## START Input

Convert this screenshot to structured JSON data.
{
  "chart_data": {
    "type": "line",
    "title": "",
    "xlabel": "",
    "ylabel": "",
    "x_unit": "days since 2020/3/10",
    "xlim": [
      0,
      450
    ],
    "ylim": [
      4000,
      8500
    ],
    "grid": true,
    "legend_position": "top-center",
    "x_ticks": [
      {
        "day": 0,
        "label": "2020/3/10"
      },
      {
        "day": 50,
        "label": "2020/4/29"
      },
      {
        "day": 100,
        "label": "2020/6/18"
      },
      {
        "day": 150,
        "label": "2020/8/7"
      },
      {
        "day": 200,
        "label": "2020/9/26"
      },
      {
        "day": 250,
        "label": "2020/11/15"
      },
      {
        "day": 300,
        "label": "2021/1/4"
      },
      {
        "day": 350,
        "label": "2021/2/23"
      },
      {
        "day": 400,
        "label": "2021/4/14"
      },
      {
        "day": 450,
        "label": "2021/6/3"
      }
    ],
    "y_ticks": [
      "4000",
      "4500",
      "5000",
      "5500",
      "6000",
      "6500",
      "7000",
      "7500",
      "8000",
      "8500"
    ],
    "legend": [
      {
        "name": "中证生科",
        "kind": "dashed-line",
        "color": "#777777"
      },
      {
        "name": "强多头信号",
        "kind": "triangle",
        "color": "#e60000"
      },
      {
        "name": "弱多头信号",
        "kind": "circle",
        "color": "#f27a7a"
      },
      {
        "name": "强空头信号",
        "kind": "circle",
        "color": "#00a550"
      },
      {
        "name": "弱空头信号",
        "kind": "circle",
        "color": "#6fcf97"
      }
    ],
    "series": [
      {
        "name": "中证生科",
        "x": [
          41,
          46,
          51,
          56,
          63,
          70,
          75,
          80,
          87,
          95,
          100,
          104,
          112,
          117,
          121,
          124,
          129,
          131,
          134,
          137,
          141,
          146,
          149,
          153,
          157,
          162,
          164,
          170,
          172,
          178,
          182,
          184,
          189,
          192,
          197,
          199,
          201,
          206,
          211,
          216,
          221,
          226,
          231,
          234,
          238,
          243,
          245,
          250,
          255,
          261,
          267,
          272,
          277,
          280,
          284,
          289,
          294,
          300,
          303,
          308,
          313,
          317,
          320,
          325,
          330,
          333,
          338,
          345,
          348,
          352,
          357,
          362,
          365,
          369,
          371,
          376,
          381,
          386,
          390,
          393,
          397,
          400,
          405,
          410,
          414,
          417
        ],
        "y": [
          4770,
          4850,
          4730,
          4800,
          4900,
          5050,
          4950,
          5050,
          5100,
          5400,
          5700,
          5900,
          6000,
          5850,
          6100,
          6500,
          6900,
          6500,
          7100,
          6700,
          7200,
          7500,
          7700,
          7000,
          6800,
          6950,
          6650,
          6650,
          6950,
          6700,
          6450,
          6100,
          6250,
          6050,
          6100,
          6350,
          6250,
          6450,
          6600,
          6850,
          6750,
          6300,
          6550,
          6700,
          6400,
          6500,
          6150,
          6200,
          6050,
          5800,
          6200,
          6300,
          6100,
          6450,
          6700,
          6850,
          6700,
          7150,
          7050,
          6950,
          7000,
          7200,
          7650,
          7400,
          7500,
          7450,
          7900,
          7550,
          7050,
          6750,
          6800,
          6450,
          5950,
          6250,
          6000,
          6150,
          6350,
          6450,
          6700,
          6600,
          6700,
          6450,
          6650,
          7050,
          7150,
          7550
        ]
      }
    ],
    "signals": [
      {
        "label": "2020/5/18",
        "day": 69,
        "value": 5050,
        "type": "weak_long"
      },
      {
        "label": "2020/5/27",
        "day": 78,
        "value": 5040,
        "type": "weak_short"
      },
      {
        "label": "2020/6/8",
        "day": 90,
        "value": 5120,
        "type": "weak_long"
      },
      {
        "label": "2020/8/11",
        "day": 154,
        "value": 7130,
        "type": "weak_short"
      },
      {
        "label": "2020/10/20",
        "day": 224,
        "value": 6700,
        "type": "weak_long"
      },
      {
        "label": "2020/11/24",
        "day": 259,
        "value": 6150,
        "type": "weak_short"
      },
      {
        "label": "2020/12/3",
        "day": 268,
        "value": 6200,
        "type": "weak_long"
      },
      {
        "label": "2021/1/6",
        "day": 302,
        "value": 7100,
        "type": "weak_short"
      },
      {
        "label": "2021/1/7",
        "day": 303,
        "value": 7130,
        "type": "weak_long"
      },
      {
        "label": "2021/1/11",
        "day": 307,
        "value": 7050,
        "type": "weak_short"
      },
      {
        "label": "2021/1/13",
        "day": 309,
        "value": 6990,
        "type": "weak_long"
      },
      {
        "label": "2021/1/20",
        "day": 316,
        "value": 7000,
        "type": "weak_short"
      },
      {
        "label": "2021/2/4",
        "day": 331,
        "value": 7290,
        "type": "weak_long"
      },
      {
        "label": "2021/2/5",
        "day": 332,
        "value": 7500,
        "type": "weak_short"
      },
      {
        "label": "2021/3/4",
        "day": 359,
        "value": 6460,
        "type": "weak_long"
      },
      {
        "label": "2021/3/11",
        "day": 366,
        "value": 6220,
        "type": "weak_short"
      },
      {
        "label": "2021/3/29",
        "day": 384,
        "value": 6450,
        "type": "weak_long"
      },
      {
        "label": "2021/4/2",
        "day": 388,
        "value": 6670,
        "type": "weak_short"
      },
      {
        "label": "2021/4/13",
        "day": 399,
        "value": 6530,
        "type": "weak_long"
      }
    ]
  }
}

## END Input

Exactly reproduce every line found in the records.

> _Result for this task_:
Convert this screenshot to structured JSON data.
{
  "chart_data": {
    "type": "line",
    "title": "",
    "xlabel": "",
    "ylabel": "",
    "x_unit": "days since 2020/3/10",
    "xlim": [
      0,
      450
    ],
    "ylim": [
      4000,
      8500
    ],
    "grid": true,
    "legend_position": "top-center",
    "x_ticks": [
      {
        "day": 0,
        "label": "2020/3/10"
      },
      {
        "day": 50,
        "label": "2020/4/29"
      },
      {
        "day": 100,
        "label": "2020/6/18"
      },
      {
        "day": 150,
        "label": "2020/8/7"
      },
      {
        "day": 200,
        "label": "2020/9/26"
      },
      {
        "day": 250,
        "label": "2020/11/15"
      },
      {
        "day": 300,
        "label": "2021/1/4"
      },
      {
        "day": 350,
        "label": "2021/2/23"
      },
      {
        "day": 400,
        "label": "2021/4/14"
      },
      {
        "day": 450,
        "label": "2021/6/3"
      }
    ],
    "y_ticks": [
      "4000",
      "4500",
      "5000",
      "5500",
      "6000",
      "6500",
      "7000",
      "7500",
      "8000",
      "8500"
    ],
    "legend": [
      {
        "name": "中证生科",
        "kind": "dashed-line",
        "color": "#777777"
      },
      {
        "name": "强多头信号",
        "kind": "triangle",
        "color": "#e60000"
      },
      {
        "name": "弱多头信号",
        "kind": "circle",
        "color": "#f27a7a"
      },
      {
        "name": "强空头信号",
        "kind": "circle",
        "color": "#00a550"
      },
      {
        "name": "弱空头信号",
        "kind": "circle",
        "color": "#6fcf97"
      }
    ],
    "series": [
      {
        "name": "中证生科",
        "x": [
          41,
          46,
          51,
          56,
          63,
          70,
          75,
          80,
          87,
          95,
          100,
          104,
          112,
          117,
          121,
          124,
          129,
          131,
          134,
          137,
          141,
          146,
          149,
          153,
          157,
          162,
          164,
          170,
          172,
          178,
          182,
          184,
          189,
          192,
          197,
          199,
          201,
          206,
          211,
          216,
          221,
          226,
          231,
          234,
          238,
          243,
          245,
          250,
          255,
          261,
          267,
          272,
          277,
          280,
          284,
          289,
          294,
          300,
          303,
          308,
          313,
          317,
          320,
          325,
          330,
          333,
          338,
          345,
          348,
          352,
          357,
          362,
          365,
          369,
          371,
          376,
          381,
          386,
          390,
          393,
          397,
          400,
          405,
          410,
          414,
          417
        ],
        "y": [
          4770,
          4850,
          4730,
          4800,
          4900,
          5050,
          4950,
          5050,
          5100,
          5400,
          5700,
          5900,
          6000,
          5850,
          6100,
          6500,
          6900,
          6500,
          7100,
          6700,
          7200,
          7500,
          7700,
          7000,
          6800,
          6950,
          6650,
          6650,
          6950,
          6700,
          6450,
          6100,
          6250,
          6050,
          6100,
          6350,
          6250,
          6450,
          6600,
          6850,
          6750,
          6300,
          6550,
          6700,
          6400,
          6500,
          6150,
          6200,
          6050,
          5800,
          6200,
          6300,
          6100,
          6450,
          6700,
          6850,
          6700,
          7150,
          7050,
          6950,
          7000,
          7200,
          7650,
          7400,
          7500,
          7450,
          7900,
          7550,
          7050,
          6750,
          6800,
          6450,
          5950,
          6250,
          6000,
          6150,
          6350,
          6450,
          6700,
          6600,
          6700,
          6450,
          6650,
          7050,
          7150,
          7550
        ]
      }
    ],
    "signals": [
      {
        "label": "2020/5/18",
        "day": 69,
        "value": 5050,
        "type": "weak_long"
      },
      {
        "label": "2020/5/27",
        "day": 78,
        "value": 5040,
        "type": "weak_short"
      },
      {
        "label": "2020/6/8",
        "day": 90,
        "value": 5120,
        "type": "weak_long"
      },
      {
        "label": "2020/8/11",
        "day": 154,
        "value": 7130,
        "type": "weak_short"
      },
      {
        "label": "2020/10/20",
        "day": 224,
        "value": 6700,
        "type": "weak_long"
      },
      {
        "label": "2020/11/24",
        "day": 259,
        "value": 6150,
        "type": "weak_short"
      },
      {
        "label": "2020/12/3",
        "day": 268,
        "value": 6200,
        "type": "weak_long"
      },
      {
        "label": "2021/1/6",
        "day": 302,
        "value": 7100,
        "type": "weak_short"
      },
      {
        "label": "2021/1/7",
        "day": 303,
        "value": 7130,
        "type": "weak_long"
      },
      {
        "label": "2021/1/11",
        "day": 307,
        "value": 7050,
        "type": "weak_short"
      },
      {
        "label": "2021/1/13",
        "day": 309,
        "value": 6990,
        "type": "weak_long"
      },
      {
        "label": "2021/1/20",
        "day": 316,
        "value": 7000,
        "type": "weak_short"
      },
      {
        "label": "2021/2/4",
        "day": 331,
        "value": 7290,
        "type": "weak_long"
      },
      {
        "label": "2021/2/5",
        "day": 332,
        "value": 7500,
        "type": "weak_short"
      },
      {
        "label": "2021/3/4",
        "day": 359,
        "value": 6460,
        "type": "weak_long"
      },
      {
        "label": "2021/3/11",
        "day": 366,
        "value": 6220,
        "type": "weak_short"
      },
      {
        "label": "2021/3/29",
        "day": 384,
        "value": 6450,
        "type": "weak_long"
      },
      {
        "label": "2021/4/2",
        "day": 388,
        "value": 6670,
        "type": "weak_short"
      },
      {
        "label": "2021/4/13",
        "day": 399,
        "value": 6530,
        "type": "weak_long"
      }
    ]
  }
}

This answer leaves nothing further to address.